**EXERCISE REQUIREMENTS**
Transcribe the lines exactly, beginning with the one that contains "Parse this screenshot: output" and ending with the final line of the records. Do not transcribe pictures.

**GIVEN DATA**

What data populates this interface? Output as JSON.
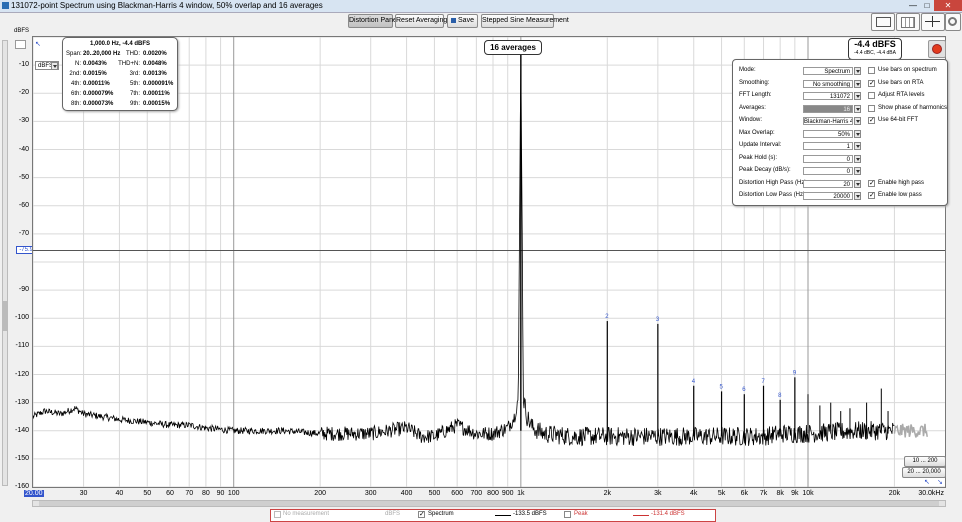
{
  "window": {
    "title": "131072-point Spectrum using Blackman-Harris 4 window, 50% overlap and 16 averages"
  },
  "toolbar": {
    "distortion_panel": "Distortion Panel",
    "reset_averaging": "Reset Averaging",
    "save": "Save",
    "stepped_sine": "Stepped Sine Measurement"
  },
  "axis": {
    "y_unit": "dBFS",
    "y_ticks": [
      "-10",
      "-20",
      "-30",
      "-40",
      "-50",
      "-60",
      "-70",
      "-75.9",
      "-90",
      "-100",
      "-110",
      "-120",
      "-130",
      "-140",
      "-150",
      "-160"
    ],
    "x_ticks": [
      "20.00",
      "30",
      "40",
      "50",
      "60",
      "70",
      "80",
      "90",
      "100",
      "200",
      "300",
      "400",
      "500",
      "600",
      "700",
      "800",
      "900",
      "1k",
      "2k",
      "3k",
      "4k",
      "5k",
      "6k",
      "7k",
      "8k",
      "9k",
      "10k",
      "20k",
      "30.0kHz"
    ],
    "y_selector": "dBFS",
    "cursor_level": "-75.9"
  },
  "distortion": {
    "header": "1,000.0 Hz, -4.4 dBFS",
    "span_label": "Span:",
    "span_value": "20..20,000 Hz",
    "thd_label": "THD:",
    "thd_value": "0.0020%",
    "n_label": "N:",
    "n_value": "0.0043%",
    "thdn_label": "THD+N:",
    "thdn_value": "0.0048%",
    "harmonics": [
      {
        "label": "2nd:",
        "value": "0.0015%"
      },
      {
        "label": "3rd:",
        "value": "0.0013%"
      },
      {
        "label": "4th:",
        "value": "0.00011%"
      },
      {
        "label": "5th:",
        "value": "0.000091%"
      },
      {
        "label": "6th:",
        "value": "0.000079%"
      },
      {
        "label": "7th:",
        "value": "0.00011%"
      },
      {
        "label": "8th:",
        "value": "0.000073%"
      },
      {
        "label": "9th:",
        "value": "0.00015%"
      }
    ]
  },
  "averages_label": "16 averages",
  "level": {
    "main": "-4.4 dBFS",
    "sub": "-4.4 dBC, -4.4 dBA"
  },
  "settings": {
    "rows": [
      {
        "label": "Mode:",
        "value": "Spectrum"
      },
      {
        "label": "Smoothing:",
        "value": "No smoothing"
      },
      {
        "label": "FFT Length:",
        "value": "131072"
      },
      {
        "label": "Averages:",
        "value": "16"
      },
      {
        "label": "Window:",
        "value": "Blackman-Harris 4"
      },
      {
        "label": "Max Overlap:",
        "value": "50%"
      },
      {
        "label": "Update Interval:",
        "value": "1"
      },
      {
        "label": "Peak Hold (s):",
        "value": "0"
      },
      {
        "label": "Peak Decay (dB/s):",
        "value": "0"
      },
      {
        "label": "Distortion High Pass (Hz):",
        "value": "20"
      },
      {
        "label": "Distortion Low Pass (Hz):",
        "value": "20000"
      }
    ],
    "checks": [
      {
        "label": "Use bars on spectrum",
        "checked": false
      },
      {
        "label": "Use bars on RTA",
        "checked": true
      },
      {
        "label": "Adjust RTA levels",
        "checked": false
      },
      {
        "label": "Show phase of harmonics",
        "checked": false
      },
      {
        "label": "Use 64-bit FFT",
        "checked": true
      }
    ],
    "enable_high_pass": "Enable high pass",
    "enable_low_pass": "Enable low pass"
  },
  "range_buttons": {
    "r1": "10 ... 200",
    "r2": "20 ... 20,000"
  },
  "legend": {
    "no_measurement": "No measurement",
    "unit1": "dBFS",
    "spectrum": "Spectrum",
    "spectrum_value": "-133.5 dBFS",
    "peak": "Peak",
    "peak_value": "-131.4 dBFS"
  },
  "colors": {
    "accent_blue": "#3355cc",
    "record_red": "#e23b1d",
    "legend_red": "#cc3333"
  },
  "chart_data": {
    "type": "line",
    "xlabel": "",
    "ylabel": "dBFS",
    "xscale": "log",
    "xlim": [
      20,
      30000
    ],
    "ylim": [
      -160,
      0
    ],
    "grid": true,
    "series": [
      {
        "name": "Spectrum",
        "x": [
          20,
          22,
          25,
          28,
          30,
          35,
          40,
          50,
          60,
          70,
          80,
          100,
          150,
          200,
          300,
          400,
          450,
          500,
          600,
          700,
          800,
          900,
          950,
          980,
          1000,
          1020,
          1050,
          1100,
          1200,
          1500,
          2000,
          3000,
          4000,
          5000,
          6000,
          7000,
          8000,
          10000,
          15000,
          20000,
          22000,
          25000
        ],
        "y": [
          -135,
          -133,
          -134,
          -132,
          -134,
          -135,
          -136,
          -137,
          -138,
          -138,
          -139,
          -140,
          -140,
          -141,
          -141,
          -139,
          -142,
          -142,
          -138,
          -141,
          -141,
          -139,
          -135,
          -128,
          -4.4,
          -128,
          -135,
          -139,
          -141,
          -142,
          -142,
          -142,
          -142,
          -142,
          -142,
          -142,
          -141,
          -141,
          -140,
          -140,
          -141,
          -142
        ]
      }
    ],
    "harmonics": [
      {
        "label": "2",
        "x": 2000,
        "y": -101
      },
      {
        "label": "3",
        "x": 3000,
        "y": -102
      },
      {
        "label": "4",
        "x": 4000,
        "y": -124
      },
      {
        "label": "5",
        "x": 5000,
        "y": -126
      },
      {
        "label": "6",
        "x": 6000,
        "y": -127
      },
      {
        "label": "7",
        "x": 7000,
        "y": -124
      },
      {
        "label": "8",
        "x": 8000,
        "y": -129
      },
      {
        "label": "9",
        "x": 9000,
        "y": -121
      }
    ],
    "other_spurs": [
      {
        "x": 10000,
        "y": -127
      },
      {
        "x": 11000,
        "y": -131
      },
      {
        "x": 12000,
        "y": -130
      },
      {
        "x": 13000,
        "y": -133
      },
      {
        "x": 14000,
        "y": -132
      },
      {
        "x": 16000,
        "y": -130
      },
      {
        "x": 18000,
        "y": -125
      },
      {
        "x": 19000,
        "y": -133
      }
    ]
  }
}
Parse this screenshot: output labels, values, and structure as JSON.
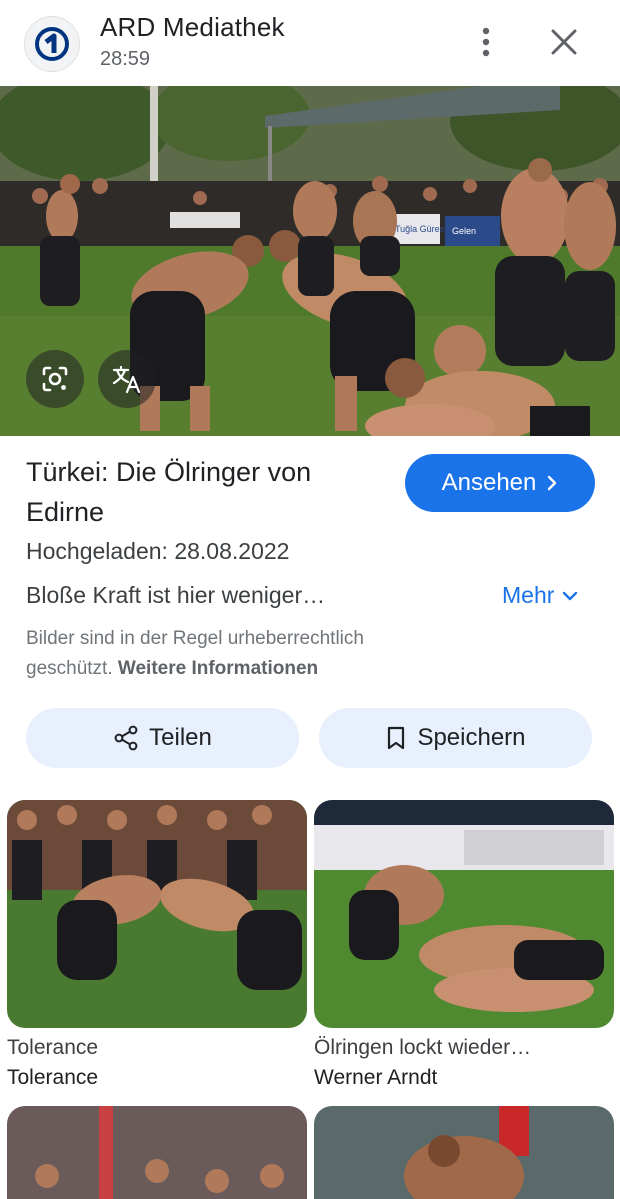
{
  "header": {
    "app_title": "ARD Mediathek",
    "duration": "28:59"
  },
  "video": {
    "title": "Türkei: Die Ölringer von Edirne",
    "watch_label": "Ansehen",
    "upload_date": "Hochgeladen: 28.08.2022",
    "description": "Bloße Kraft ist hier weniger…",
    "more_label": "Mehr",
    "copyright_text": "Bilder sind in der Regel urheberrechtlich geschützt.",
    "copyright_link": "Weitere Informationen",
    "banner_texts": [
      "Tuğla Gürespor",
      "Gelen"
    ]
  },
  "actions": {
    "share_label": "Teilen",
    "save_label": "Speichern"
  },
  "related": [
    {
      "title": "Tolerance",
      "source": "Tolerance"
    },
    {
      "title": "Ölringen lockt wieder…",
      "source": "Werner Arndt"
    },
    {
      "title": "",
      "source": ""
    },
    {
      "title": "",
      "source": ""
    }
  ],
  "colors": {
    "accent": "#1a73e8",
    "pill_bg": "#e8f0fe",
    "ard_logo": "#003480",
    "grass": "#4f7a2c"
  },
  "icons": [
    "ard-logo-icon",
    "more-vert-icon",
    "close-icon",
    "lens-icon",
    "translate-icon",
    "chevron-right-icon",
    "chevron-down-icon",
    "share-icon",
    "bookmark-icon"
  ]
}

**SOLUTION BELOW**
Parse this screenshot: output labels, values, and structure as JSON.
{
  "header": {
    "app_title": "ARD Mediathek",
    "duration": "28:59"
  },
  "video": {
    "title": "Türkei: Die Ölringer von Edirne",
    "watch_label": "Ansehen",
    "upload_date": "Hochgeladen: 28.08.2022",
    "description": "Bloße Kraft ist hier weniger…",
    "more_label": "Mehr",
    "copyright_text": "Bilder sind in der Regel urheberrechtlich geschützt.",
    "copyright_link": "Weitere Informationen",
    "banner_texts": [
      "Tuğla Gürespor",
      "Gelen"
    ]
  },
  "actions": {
    "share_label": "Teilen",
    "save_label": "Speichern"
  },
  "related": [
    {
      "title": "Tolerance",
      "source": "Tolerance"
    },
    {
      "title": "Ölringen lockt wieder…",
      "source": "Werner Arndt"
    },
    {
      "title": "",
      "source": ""
    },
    {
      "title": "",
      "source": ""
    }
  ],
  "colors": {
    "accent": "#1a73e8",
    "pill_bg": "#e8f0fe",
    "ard_logo": "#003480",
    "grass": "#4f7a2c"
  },
  "icons": [
    "ard-logo-icon",
    "more-vert-icon",
    "close-icon",
    "lens-icon",
    "translate-icon",
    "chevron-right-icon",
    "chevron-down-icon",
    "share-icon",
    "bookmark-icon"
  ]
}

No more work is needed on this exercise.